— start of SELECTED PASSAGE —

To make the discussion concrete, this article bases its examples on a simple language called Minilax [19]. Minilax is a conventional block-structured, expression-oriented language with variables of type integer and real. Assignment is an operator, and there are Boolean expressions (but no Boolean variables), if-clauses and while-loops. The context-free grammar for Minilax is shown in Figure 1.

Controlling the Tools. A complete description of a Minilax compiler consists of several files, each containing a specificaton or part of a specification. Some of these files may be taken from a library, others may be shared among several different projects. A user must be able to submit this collection of files to Eli, and to select properties of the compiler being described. It may only be necessary to test some aspect of the compiler. On the other hand, it might be necessary to obtain an executable version of the compiler, or a directory of source files from which an executable version could be built without the use of Eli.

Most requests will involve a bewildering array of tools and intermediate products. Some of these products may already have been constructed to satisfy previous requests. Eli removes the burden of managing this complexity from the user by placing it on the shoulders of an expert system called Odin [2] whose area of expertise is the management of complex user requests [5]. Eli's component tools and their relationships are described by a derivation graph that resides in Odin's knowledge base. Odin also manages a cache of derived objects. When a user makes a request of Eli, Odin's inference engine determines the sequence of operations needed to satisfy that request, reusing cached objects in the derivation wherever possible.

Eli's primary input is a text file whose name, is the name of the compiler being generated, followed by the extension 'specs'. (Each file name has an extension that names the type of that file. File types are used by the expert system to determine how the file should be processed. Thus the exentions 'oil' indicates that the compiler for the Operator Identification Language should be applied to that file. Eli passes fthe specification file through the C preprocessor, and then interprets each line as the name of a specification file. The use of the C preprocessor allows the user to group specification file names logically, control the selection of certain specifications by directives, and include specifications from libraries.

— end of SELECTED PASSAGE —
— start of DATASET —

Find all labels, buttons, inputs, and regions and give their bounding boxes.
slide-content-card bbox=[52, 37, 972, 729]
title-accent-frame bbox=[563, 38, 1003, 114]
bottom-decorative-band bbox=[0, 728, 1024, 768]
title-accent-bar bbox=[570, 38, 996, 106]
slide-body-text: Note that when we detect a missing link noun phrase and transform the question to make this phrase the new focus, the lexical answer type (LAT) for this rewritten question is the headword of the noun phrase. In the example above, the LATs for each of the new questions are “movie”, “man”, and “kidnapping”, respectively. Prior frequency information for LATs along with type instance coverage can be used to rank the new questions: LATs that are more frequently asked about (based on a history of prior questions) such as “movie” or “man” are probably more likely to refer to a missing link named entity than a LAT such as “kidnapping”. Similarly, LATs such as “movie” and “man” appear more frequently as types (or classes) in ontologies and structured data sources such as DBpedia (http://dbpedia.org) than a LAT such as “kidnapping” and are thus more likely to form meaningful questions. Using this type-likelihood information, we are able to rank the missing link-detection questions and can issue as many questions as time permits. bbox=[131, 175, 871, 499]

— end of DATASET —
— start of DATASET —

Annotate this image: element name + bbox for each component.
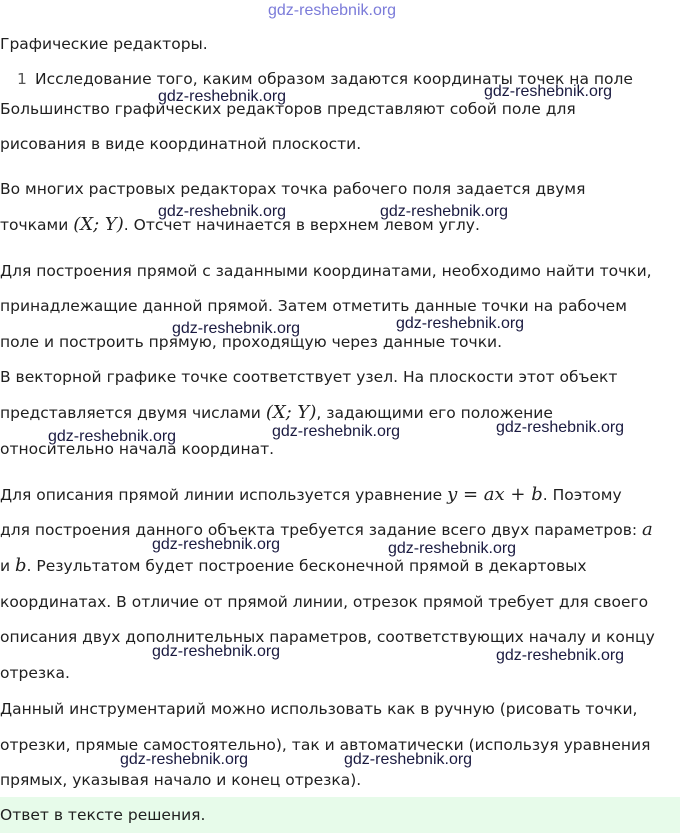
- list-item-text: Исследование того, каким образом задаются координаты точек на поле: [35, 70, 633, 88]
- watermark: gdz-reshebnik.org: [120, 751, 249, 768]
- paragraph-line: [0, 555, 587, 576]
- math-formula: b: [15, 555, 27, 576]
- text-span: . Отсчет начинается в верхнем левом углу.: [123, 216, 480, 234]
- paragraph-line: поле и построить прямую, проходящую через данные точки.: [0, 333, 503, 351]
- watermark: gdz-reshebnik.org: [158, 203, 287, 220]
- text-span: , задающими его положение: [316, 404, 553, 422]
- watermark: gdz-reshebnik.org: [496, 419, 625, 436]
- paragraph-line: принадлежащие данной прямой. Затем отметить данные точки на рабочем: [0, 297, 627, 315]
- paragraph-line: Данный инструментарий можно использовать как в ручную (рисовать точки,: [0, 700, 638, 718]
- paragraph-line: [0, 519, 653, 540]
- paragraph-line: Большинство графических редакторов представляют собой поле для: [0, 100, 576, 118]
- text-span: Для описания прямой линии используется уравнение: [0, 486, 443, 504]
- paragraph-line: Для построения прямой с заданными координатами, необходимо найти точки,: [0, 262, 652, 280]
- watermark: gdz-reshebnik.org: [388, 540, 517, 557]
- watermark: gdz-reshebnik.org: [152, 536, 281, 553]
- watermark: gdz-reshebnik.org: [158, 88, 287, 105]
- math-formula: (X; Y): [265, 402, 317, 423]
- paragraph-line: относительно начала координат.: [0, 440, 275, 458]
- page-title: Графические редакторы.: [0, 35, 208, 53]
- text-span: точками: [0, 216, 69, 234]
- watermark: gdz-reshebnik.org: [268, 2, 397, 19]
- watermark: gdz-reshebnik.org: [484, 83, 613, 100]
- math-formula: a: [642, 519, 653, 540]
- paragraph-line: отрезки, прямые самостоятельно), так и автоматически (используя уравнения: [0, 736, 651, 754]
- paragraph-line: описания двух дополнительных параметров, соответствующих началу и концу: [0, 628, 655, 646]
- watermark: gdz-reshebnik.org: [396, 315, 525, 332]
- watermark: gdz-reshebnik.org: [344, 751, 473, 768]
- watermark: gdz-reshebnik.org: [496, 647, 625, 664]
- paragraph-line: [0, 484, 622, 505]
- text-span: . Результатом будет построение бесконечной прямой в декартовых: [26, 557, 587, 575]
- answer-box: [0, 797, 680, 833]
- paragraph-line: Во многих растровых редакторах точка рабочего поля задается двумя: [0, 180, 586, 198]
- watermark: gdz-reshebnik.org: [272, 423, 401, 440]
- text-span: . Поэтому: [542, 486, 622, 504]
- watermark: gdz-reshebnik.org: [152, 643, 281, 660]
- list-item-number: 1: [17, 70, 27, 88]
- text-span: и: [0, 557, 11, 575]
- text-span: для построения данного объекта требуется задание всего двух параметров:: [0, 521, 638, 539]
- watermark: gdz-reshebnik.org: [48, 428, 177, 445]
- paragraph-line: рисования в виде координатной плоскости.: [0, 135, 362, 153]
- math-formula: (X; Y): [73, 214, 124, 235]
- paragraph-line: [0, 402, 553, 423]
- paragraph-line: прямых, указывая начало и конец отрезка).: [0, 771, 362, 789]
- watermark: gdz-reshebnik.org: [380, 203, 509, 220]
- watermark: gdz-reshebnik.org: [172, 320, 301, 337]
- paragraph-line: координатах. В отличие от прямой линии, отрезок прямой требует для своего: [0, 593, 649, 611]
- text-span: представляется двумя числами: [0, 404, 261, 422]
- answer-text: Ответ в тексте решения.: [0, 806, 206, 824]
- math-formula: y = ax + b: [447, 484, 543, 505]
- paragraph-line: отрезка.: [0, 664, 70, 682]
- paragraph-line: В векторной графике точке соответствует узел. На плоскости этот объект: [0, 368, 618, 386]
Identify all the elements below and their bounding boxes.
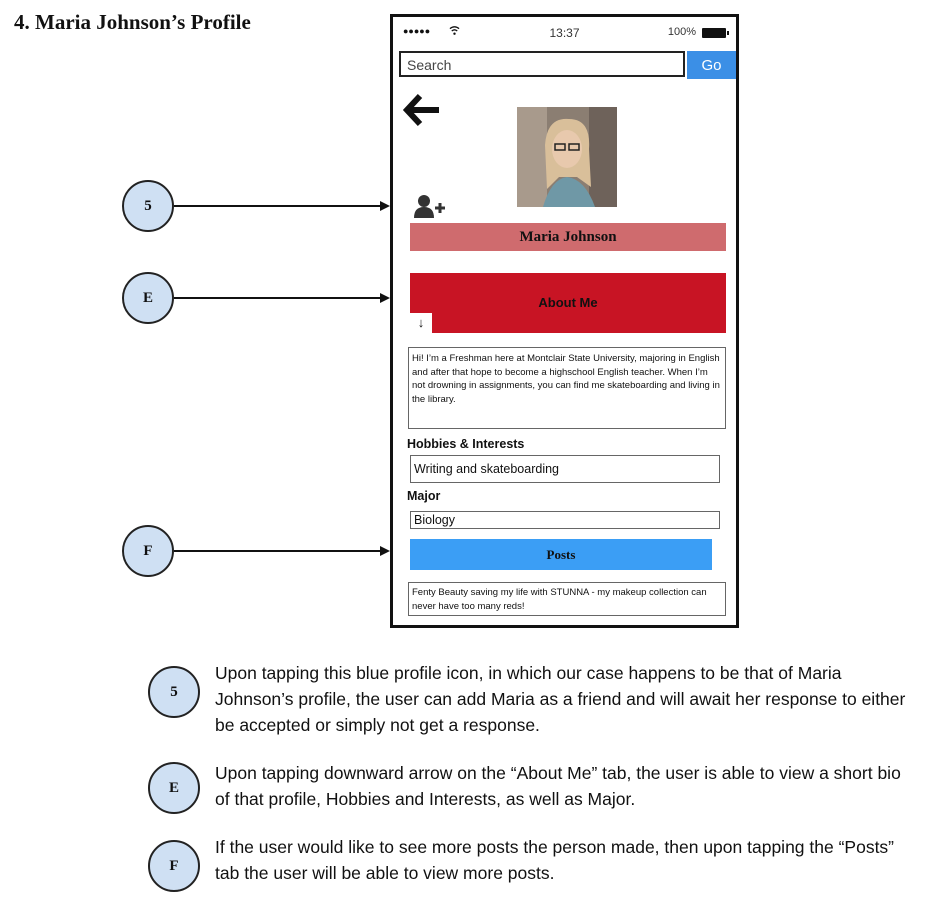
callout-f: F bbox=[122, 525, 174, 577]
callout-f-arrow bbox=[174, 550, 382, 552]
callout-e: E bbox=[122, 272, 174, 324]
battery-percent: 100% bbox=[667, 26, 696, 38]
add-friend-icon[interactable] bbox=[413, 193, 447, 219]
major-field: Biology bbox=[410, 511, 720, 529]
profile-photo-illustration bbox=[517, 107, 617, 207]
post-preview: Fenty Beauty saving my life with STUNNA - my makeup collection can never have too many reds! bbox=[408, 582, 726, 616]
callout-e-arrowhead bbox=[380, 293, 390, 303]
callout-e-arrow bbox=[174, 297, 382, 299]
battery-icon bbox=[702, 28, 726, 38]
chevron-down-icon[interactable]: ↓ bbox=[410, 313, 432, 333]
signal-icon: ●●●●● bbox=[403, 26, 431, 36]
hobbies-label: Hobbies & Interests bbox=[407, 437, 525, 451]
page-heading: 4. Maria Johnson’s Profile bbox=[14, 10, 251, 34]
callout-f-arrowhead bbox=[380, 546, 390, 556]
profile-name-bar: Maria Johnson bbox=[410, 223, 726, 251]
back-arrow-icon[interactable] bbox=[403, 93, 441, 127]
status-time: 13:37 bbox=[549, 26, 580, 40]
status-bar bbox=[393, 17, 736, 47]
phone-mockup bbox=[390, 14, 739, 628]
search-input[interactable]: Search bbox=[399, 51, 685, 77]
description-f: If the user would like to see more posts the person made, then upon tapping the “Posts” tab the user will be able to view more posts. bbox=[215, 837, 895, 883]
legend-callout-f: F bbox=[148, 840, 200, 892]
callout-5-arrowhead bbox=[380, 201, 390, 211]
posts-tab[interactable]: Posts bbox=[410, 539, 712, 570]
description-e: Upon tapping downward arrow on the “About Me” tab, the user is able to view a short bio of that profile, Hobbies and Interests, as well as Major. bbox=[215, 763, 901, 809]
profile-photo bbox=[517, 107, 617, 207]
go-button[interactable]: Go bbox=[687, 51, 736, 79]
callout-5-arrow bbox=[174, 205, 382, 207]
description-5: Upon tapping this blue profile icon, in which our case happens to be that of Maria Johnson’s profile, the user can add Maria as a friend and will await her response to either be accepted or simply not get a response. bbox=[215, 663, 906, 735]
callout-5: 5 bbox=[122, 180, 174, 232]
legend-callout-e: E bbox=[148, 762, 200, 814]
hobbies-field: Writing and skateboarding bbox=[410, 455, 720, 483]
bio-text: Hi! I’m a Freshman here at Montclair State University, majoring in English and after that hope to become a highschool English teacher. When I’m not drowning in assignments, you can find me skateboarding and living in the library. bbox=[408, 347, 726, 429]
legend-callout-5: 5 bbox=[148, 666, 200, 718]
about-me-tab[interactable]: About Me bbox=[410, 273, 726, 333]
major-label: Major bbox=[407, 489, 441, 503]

— end of DATASET —

* **STATED EXERCISE 1**
According to the Eli compiler passage, what is the name of the expert system that manages complex user requests?
* **STATED EXERCISE 2**
Write the next part of the Eli compiler passage, picking up after its final sentence.
The data come from a different source than the passage about the Eli compiler system.

* **EXERCISE RESPONSE 1**
Odin

* **EXERCISE RESPONSE 2**
Figure 2 shows the top-level specification file for the Minilax compiler, and some Eli requests that might be made during compiler development. The specification files structure.specs, translate.specs and vax.specs list the specifications for the three major compilation subtasks given in Table 1. We will consider structure.specs in the section on tool interaction, translate.specs will be given in Figure 4a, and vax.specs are extracted from Eli's library. A standard module for carrying out the name analysis task, shown in Table 1 is also available in Eli's library, and this module's interface is made available via environment.lib. This interface is not a set of specifications, and therefore its name does not have the extension .specs. Opident.oil and Properties.ddl are all specifications, and are discussed in the section on subproblem specifications.

Figure 2b shows examples of some user requests of the Eli system. Each request line in the figure is read from left to right. A colon (:) can be read as "derive to"; a plus sign (+) introduces a keyword parameter, which may or may not have an associated vlue. Notice that it is possible to derive an object from a derived object -- ":err" is a general derivation that obtains error reports produced by some other derivation. A greater than symbol (>) is a redirection mechanism. It is used to place the object resulting from the derivation into a file or a directory.

Notice that individual tools are never invoked directly when using Eli, and their particular interfacing requirements are invisible. The user is concerned only with composing the appropriate request. Based on that request, and the state of the cache, Eli determines what needs to be done, that is, what tools to invoke, and what intermediate results to produce. In order to make requests fof Eli, a person must learn only a few derivation and parameter names. By hiding all the conventions and most of the options needed to control each tool, Eli sharply reduces the number of items that must be learned.

The following will illustrate how subproblem solutions are specified to Eli and how the resulting modules are combined to produce a complete compiler.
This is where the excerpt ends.